» Input rows:
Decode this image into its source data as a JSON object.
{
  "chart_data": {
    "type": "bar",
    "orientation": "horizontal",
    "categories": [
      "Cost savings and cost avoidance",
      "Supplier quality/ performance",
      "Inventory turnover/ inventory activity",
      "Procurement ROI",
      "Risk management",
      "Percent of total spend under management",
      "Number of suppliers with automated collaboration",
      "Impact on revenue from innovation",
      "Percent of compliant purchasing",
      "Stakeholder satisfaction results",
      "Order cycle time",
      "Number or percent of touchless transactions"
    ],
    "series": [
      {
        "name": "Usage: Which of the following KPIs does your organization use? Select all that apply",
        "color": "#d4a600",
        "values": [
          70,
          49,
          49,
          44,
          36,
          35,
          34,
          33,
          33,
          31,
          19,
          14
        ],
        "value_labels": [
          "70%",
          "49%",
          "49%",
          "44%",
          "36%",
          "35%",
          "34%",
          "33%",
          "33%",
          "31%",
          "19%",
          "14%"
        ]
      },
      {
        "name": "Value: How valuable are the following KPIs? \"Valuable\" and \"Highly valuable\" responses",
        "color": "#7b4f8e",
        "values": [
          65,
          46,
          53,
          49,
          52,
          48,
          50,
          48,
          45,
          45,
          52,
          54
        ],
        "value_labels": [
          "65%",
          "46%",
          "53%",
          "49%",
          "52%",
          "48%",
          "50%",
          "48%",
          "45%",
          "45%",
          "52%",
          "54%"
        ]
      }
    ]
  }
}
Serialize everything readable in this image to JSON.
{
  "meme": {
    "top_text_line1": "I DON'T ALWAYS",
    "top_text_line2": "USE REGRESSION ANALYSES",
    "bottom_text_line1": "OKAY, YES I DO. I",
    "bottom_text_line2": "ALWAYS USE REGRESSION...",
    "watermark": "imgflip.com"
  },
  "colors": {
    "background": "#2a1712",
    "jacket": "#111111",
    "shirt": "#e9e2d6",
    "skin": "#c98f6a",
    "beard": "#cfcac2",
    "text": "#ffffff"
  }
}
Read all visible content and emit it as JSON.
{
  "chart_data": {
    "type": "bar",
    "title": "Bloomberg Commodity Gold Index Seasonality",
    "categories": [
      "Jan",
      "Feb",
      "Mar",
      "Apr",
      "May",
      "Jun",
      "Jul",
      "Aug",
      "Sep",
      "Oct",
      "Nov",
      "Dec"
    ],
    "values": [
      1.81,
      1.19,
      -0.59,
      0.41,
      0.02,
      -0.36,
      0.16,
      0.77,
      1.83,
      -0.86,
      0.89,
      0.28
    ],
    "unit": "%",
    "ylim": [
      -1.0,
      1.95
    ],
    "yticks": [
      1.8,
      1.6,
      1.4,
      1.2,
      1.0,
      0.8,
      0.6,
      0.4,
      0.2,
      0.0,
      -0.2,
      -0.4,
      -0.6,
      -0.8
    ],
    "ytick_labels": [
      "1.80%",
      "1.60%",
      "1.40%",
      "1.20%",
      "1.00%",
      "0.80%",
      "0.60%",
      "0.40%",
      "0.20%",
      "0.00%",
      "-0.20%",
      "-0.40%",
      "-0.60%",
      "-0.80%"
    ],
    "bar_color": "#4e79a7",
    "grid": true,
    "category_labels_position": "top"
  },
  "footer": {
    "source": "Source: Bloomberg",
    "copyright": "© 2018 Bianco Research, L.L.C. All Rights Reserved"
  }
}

» Problem to solve:
Copy out all the entries shown above, character for character.

» Exercise result:
Decode this image into its source data as a JSON object.
{
  "chart_data": {
    "type": "bar",
    "orientation": "horizontal",
    "categories": [
      "Cost savings and cost avoidance",
      "Supplier quality/ performance",
      "Inventory turnover/ inventory activity",
      "Procurement ROI",
      "Risk management",
      "Percent of total spend under management",
      "Number of suppliers with automated collaboration",
      "Impact on revenue from innovation",
      "Percent of compliant purchasing",
      "Stakeholder satisfaction results",
      "Order cycle time",
      "Number or percent of touchless transactions"
    ],
    "series": [
      {
        "name": "Usage: Which of the following KPIs does your organization use? Select all that apply",
        "color": "#d4a600",
        "values": [
          70,
          49,
          49,
          44,
          36,
          35,
          34,
          33,
          33,
          31,
          19,
          14
        ],
        "value_labels": [
          "70%",
          "49%",
          "49%",
          "44%",
          "36%",
          "35%",
          "34%",
          "33%",
          "33%",
          "31%",
          "19%",
          "14%"
        ]
      },
      {
        "name": "Value: How valuable are the following KPIs? \"Valuable\" and \"Highly valuable\" responses",
        "color": "#7b4f8e",
        "values": [
          65,
          46,
          53,
          49,
          52,
          48,
          50,
          48,
          45,
          45,
          52,
          54
        ],
        "value_labels": [
          "65%",
          "46%",
          "53%",
          "49%",
          "52%",
          "48%",
          "50%",
          "48%",
          "45%",
          "45%",
          "52%",
          "54%"
        ]
      }
    ]
  }
}
Serialize everything readable in this image to JSON.
{
  "meme": {
    "top_text_line1": "I DON'T ALWAYS",
    "top_text_line2": "USE REGRESSION ANALYSES",
    "bottom_text_line1": "OKAY, YES I DO. I",
    "bottom_text_line2": "ALWAYS USE REGRESSION...",
    "watermark": "imgflip.com"
  },
  "colors": {
    "background": "#2a1712",
    "jacket": "#111111",
    "shirt": "#e9e2d6",
    "skin": "#c98f6a",
    "beard": "#cfcac2",
    "text": "#ffffff"
  }
}
Read all visible content and emit it as JSON.
{
  "chart_data": {
    "type": "bar",
    "title": "Bloomberg Commodity Gold Index Seasonality",
    "categories": [
      "Jan",
      "Feb",
      "Mar",
      "Apr",
      "May",
      "Jun",
      "Jul",
      "Aug",
      "Sep",
      "Oct",
      "Nov",
      "Dec"
    ],
    "values": [
      1.81,
      1.19,
      -0.59,
      0.41,
      0.02,
      -0.36,
      0.16,
      0.77,
      1.83,
      -0.86,
      0.89,
      0.28
    ],
    "unit": "%",
    "ylim": [
      -1.0,
      1.95
    ],
    "yticks": [
      1.8,
      1.6,
      1.4,
      1.2,
      1.0,
      0.8,
      0.6,
      0.4,
      0.2,
      0.0,
      -0.2,
      -0.4,
      -0.6,
      -0.8
    ],
    "ytick_labels": [
      "1.80%",
      "1.60%",
      "1.40%",
      "1.20%",
      "1.00%",
      "0.80%",
      "0.60%",
      "0.40%",
      "0.20%",
      "0.00%",
      "-0.20%",
      "-0.40%",
      "-0.60%",
      "-0.80%"
    ],
    "bar_color": "#4e79a7",
    "grid": true,
    "category_labels_position": "top"
  },
  "footer": {
    "source": "Source: Bloomberg",
    "copyright": "© 2018 Bianco Research, L.L.C. All Rights Reserved"
  }
}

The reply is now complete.